# Rows:
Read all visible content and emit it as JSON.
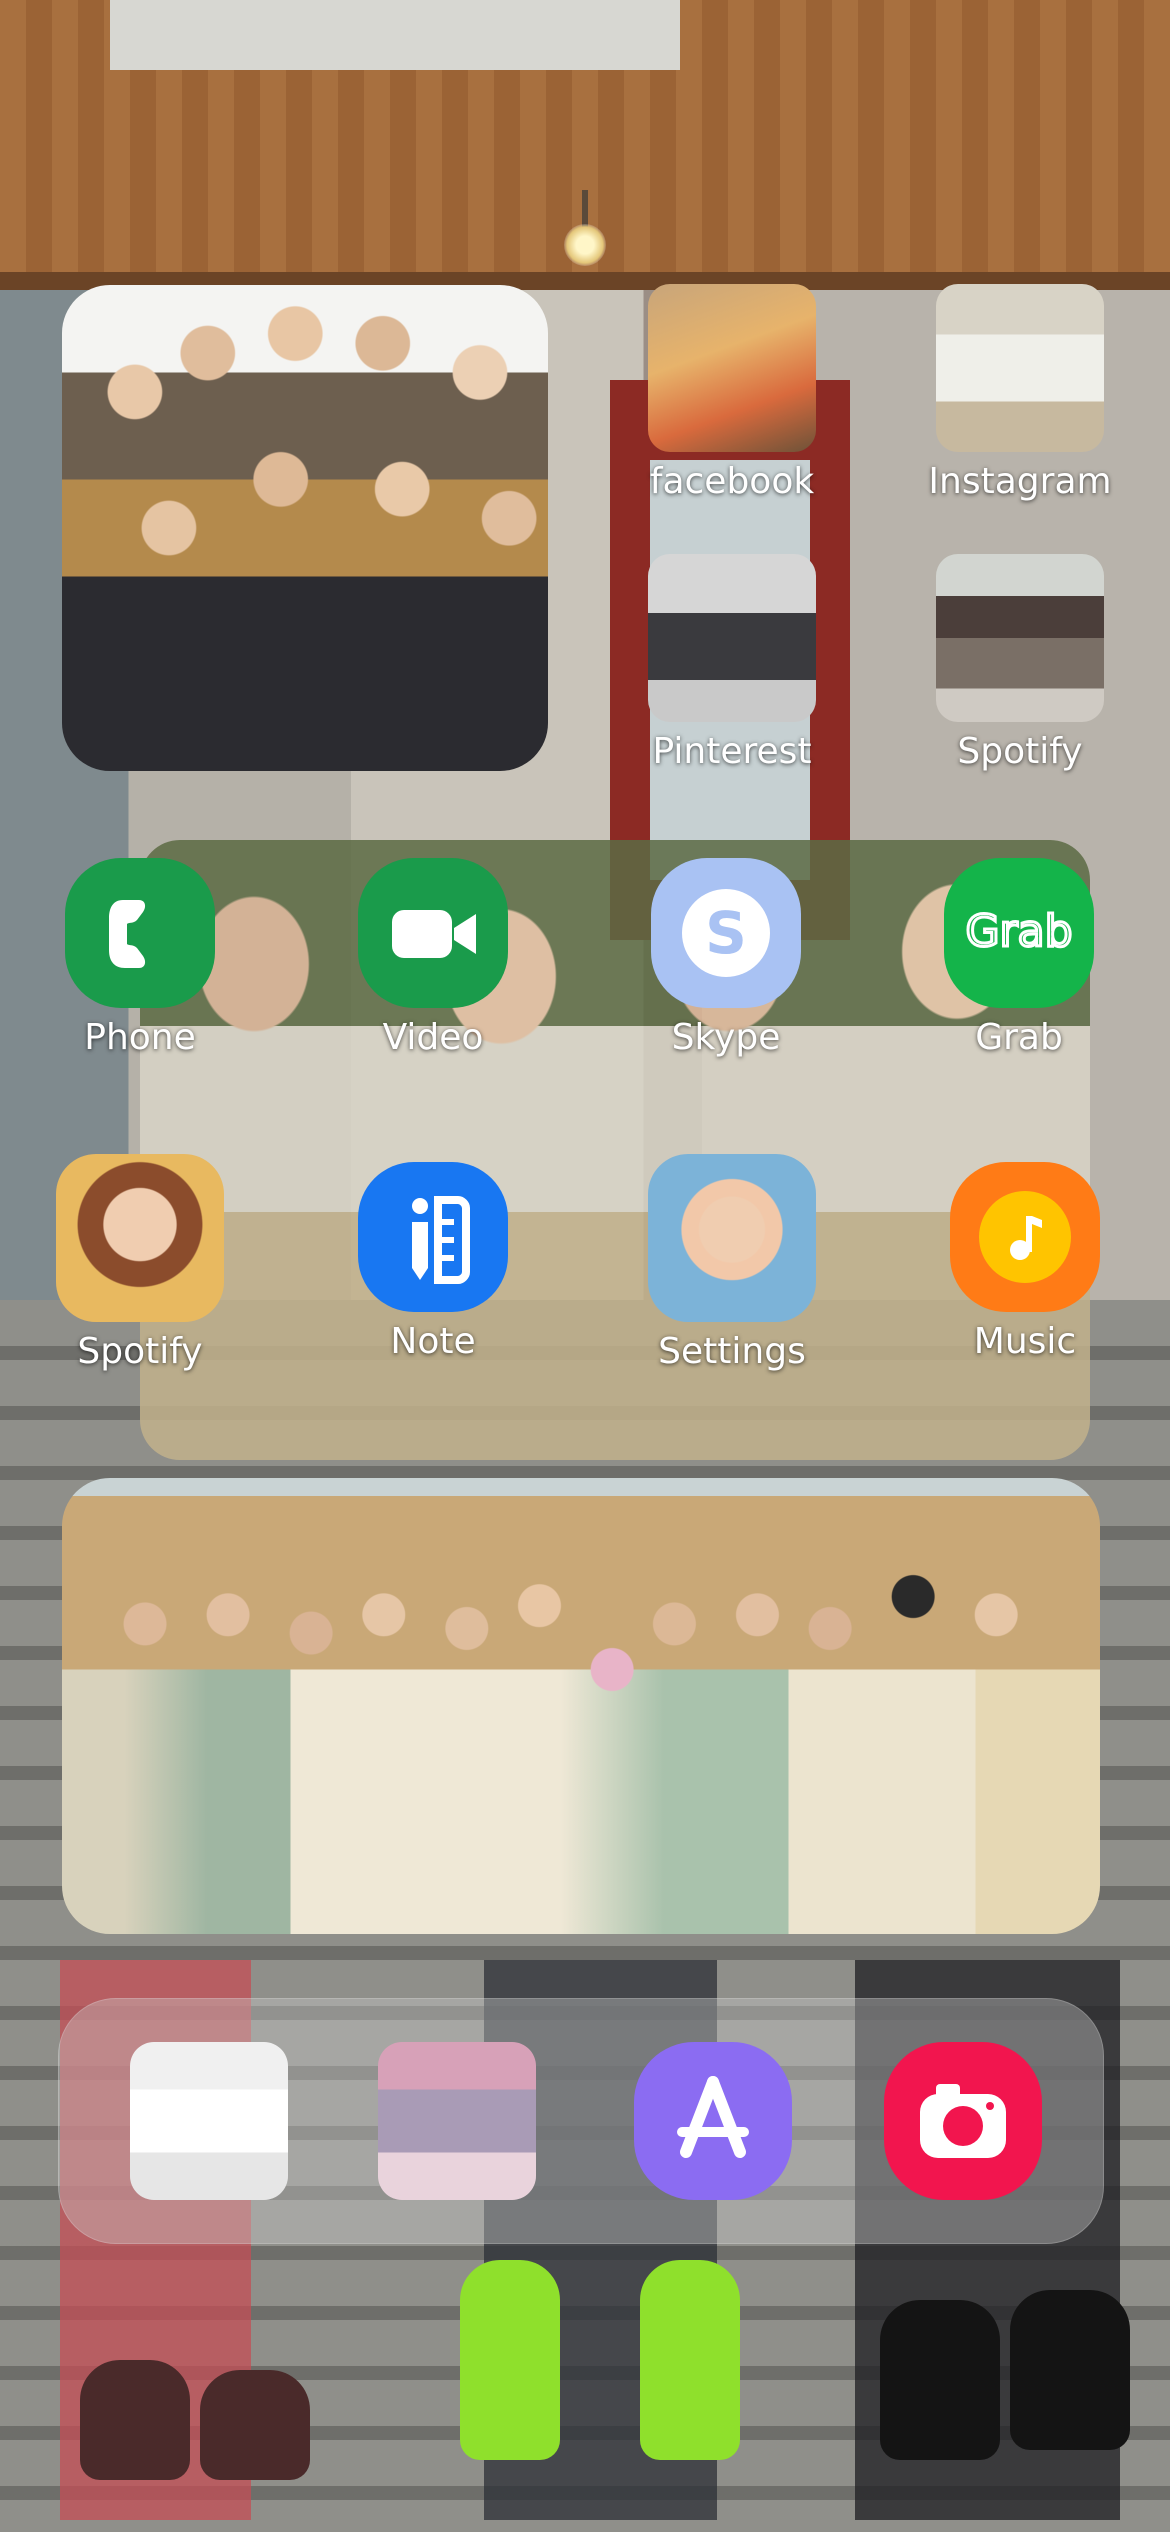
{
  "home_screen": {
    "row1_right": [
      {
        "label": "facebook"
      },
      {
        "label": "Instagram"
      }
    ],
    "row2_right": [
      {
        "label": "Pinterest"
      },
      {
        "label": "Spotify"
      }
    ],
    "row3": [
      {
        "label": "Phone",
        "icon": "phone-icon",
        "color": "#1a9b4b"
      },
      {
        "label": "Video",
        "icon": "video-camera-icon",
        "color": "#1a9b4b"
      },
      {
        "label": "Skype",
        "icon": "skype-icon",
        "color": "#a9c2f3"
      },
      {
        "label": "Grab",
        "icon": "grab-icon",
        "color": "#14b44a"
      }
    ],
    "row4": [
      {
        "label": "Spotify"
      },
      {
        "label": "Note",
        "icon": "note-icon",
        "color": "#1877f2"
      },
      {
        "label": "Settings"
      },
      {
        "label": "Music",
        "icon": "music-note-icon",
        "color": "#ff7b16"
      }
    ],
    "grab_logo_text": "Grab"
  },
  "dock": {
    "items": [
      {
        "icon": "photo-app"
      },
      {
        "icon": "photo-app"
      },
      {
        "icon": "app-store-icon",
        "color": "#8b6cf2"
      },
      {
        "icon": "camera-icon",
        "color": "#f2154e"
      }
    ]
  }
}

# Task prompt:
Quote the preceding listing precisely and completely, omitting its images.

# Output:
Read all visible content and emit it as JSON.
{
  "home_screen": {
    "row1_right": [
      {
        "label": "facebook"
      },
      {
        "label": "Instagram"
      }
    ],
    "row2_right": [
      {
        "label": "Pinterest"
      },
      {
        "label": "Spotify"
      }
    ],
    "row3": [
      {
        "label": "Phone",
        "icon": "phone-icon",
        "color": "#1a9b4b"
      },
      {
        "label": "Video",
        "icon": "video-camera-icon",
        "color": "#1a9b4b"
      },
      {
        "label": "Skype",
        "icon": "skype-icon",
        "color": "#a9c2f3"
      },
      {
        "label": "Grab",
        "icon": "grab-icon",
        "color": "#14b44a"
      }
    ],
    "row4": [
      {
        "label": "Spotify"
      },
      {
        "label": "Note",
        "icon": "note-icon",
        "color": "#1877f2"
      },
      {
        "label": "Settings"
      },
      {
        "label": "Music",
        "icon": "music-note-icon",
        "color": "#ff7b16"
      }
    ],
    "grab_logo_text": "Grab"
  },
  "dock": {
    "items": [
      {
        "icon": "photo-app"
      },
      {
        "icon": "photo-app"
      },
      {
        "icon": "app-store-icon",
        "color": "#8b6cf2"
      },
      {
        "icon": "camera-icon",
        "color": "#f2154e"
      }
    ]
  }
}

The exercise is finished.